Exercise brief >> Go through the records and give each one again exactly.

— BEGIN Extracted records —

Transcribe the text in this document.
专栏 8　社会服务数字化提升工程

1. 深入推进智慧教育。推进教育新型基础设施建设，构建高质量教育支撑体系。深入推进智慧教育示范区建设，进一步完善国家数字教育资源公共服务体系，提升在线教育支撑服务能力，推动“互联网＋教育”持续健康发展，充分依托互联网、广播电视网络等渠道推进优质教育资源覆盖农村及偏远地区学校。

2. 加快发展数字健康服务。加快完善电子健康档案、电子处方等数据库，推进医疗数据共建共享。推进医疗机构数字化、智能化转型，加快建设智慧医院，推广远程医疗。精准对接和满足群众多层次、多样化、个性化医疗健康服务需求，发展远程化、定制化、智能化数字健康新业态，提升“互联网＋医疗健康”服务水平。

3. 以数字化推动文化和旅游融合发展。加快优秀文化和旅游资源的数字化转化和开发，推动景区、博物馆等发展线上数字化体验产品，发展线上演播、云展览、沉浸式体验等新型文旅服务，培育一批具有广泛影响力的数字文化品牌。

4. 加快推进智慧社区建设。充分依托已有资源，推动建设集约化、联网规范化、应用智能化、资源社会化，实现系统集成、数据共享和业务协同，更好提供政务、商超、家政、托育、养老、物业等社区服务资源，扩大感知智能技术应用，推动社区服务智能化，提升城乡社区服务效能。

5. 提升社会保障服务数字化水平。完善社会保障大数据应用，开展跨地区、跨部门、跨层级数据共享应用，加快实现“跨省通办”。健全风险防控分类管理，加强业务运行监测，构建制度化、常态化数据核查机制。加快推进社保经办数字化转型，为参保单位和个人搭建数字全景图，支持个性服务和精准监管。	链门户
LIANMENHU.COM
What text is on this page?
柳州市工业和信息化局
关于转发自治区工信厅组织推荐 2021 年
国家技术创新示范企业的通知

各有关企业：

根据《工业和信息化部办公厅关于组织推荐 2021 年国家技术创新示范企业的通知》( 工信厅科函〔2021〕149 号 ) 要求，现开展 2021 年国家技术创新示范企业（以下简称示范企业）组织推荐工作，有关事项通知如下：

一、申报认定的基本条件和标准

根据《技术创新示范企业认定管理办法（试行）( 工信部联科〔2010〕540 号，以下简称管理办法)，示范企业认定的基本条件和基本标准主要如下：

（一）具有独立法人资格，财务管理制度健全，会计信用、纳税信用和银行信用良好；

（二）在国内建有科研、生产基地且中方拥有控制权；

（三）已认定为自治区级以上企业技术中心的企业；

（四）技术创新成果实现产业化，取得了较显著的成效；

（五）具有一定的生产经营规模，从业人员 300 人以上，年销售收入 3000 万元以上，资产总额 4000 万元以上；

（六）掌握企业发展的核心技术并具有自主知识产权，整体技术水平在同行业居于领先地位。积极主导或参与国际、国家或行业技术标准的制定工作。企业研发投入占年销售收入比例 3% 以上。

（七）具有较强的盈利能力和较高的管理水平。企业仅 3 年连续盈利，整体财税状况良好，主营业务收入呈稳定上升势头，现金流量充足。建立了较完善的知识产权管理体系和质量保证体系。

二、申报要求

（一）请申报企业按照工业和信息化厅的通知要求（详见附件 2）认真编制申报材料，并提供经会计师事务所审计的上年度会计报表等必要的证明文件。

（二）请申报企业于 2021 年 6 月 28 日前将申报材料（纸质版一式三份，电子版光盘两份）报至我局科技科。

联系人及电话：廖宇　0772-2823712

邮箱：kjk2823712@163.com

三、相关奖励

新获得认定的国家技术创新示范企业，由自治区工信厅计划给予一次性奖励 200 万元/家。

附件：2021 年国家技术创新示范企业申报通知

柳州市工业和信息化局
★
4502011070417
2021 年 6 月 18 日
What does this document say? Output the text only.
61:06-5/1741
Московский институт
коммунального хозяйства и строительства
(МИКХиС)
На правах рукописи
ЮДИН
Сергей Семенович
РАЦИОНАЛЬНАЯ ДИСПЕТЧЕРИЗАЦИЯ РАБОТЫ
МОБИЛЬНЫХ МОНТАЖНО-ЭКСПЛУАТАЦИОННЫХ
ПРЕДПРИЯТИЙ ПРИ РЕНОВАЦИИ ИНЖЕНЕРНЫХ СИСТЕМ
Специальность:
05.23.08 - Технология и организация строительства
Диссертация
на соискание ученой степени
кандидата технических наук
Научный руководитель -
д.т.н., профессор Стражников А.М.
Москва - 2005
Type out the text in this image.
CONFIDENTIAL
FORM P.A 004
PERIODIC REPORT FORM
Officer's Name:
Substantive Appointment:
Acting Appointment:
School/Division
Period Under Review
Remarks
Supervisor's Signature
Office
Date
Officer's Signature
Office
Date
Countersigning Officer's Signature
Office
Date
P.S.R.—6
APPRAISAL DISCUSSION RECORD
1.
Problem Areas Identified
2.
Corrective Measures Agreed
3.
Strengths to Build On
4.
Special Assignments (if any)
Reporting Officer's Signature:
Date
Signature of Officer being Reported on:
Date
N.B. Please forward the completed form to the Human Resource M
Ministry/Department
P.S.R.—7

— END Extracted records —

Result of the exercise >>
Transcribe the text in this document.
专栏 8　社会服务数字化提升工程

1. 深入推进智慧教育。推进教育新型基础设施建设，构建高质量教育支撑体系。深入推进智慧教育示范区建设，进一步完善国家数字教育资源公共服务体系，提升在线教育支撑服务能力，推动“互联网＋教育”持续健康发展，充分依托互联网、广播电视网络等渠道推进优质教育资源覆盖农村及偏远地区学校。

2. 加快发展数字健康服务。加快完善电子健康档案、电子处方等数据库，推进医疗数据共建共享。推进医疗机构数字化、智能化转型，加快建设智慧医院，推广远程医疗。精准对接和满足群众多层次、多样化、个性化医疗健康服务需求，发展远程化、定制化、智能化数字健康新业态，提升“互联网＋医疗健康”服务水平。

3. 以数字化推动文化和旅游融合发展。加快优秀文化和旅游资源的数字化转化和开发，推动景区、博物馆等发展线上数字化体验产品，发展线上演播、云展览、沉浸式体验等新型文旅服务，培育一批具有广泛影响力的数字文化品牌。

4. 加快推进智慧社区建设。充分依托已有资源，推动建设集约化、联网规范化、应用智能化、资源社会化，实现系统集成、数据共享和业务协同，更好提供政务、商超、家政、托育、养老、物业等社区服务资源，扩大感知智能技术应用，推动社区服务智能化，提升城乡社区服务效能。

5. 提升社会保障服务数字化水平。完善社会保障大数据应用，开展跨地区、跨部门、跨层级数据共享应用，加快实现“跨省通办”。健全风险防控分类管理，加强业务运行监测，构建制度化、常态化数据核查机制。加快推进社保经办数字化转型，为参保单位和个人搭建数字全景图，支持个性服务和精准监管。	链门户
LIANMENHU.COM
What text is on this page?
柳州市工业和信息化局
关于转发自治区工信厅组织推荐 2021 年
国家技术创新示范企业的通知

各有关企业：

根据《工业和信息化部办公厅关于组织推荐 2021 年国家技术创新示范企业的通知》( 工信厅科函〔2021〕149 号 ) 要求，现开展 2021 年国家技术创新示范企业（以下简称示范企业）组织推荐工作，有关事项通知如下：

一、申报认定的基本条件和标准

根据《技术创新示范企业认定管理办法（试行）( 工信部联科〔2010〕540 号，以下简称管理办法)，示范企业认定的基本条件和基本标准主要如下：

（一）具有独立法人资格，财务管理制度健全，会计信用、纳税信用和银行信用良好；

（二）在国内建有科研、生产基地且中方拥有控制权；

（三）已认定为自治区级以上企业技术中心的企业；

（四）技术创新成果实现产业化，取得了较显著的成效；

（五）具有一定的生产经营规模，从业人员 300 人以上，年销售收入 3000 万元以上，资产总额 4000 万元以上；

（六）掌握企业发展的核心技术并具有自主知识产权，整体技术水平在同行业居于领先地位。积极主导或参与国际、国家或行业技术标准的制定工作。企业研发投入占年销售收入比例 3% 以上。

（七）具有较强的盈利能力和较高的管理水平。企业仅 3 年连续盈利，整体财税状况良好，主营业务收入呈稳定上升势头，现金流量充足。建立了较完善的知识产权管理体系和质量保证体系。

二、申报要求

（一）请申报企业按照工业和信息化厅的通知要求（详见附件 2）认真编制申报材料，并提供经会计师事务所审计的上年度会计报表等必要的证明文件。

（二）请申报企业于 2021 年 6 月 28 日前将申报材料（纸质版一式三份，电子版光盘两份）报至我局科技科。

联系人及电话：廖宇　0772-2823712

邮箱：kjk2823712@163.com

三、相关奖励

新获得认定的国家技术创新示范企业，由自治区工信厅计划给予一次性奖励 200 万元/家。

附件：2021 年国家技术创新示范企业申报通知

柳州市工业和信息化局
★
4502011070417
2021 年 6 月 18 日
What does this document say? Output the text only.
61:06-5/1741
Московский институт
коммунального хозяйства и строительства
(МИКХиС)
На правах рукописи
ЮДИН
Сергей Семенович
РАЦИОНАЛЬНАЯ ДИСПЕТЧЕРИЗАЦИЯ РАБОТЫ
МОБИЛЬНЫХ МОНТАЖНО-ЭКСПЛУАТАЦИОННЫХ
ПРЕДПРИЯТИЙ ПРИ РЕНОВАЦИИ ИНЖЕНЕРНЫХ СИСТЕМ
Специальность:
05.23.08 - Технология и организация строительства
Диссертация
на соискание ученой степени
кандидата технических наук
Научный руководитель -
д.т.н., профессор Стражников А.М.
Москва - 2005
Type out the text in this image.
CONFIDENTIAL
FORM P.A 004
PERIODIC REPORT FORM
Officer's Name:
Substantive Appointment:
Acting Appointment:
School/Division
Period Under Review
Remarks
Supervisor's Signature
Office
Date
Officer's Signature
Office
Date
Countersigning Officer's Signature
Office
Date
P.S.R.—6
APPRAISAL DISCUSSION RECORD
1.
Problem Areas Identified
2.
Corrective Measures Agreed
3.
Strengths to Build On
4.
Special Assignments (if any)
Reporting Officer's Signature:
Date
Signature of Officer being Reported on:
Date
N.B. Please forward the completed form to the Human Resource M
Ministry/Department
P.S.R.—7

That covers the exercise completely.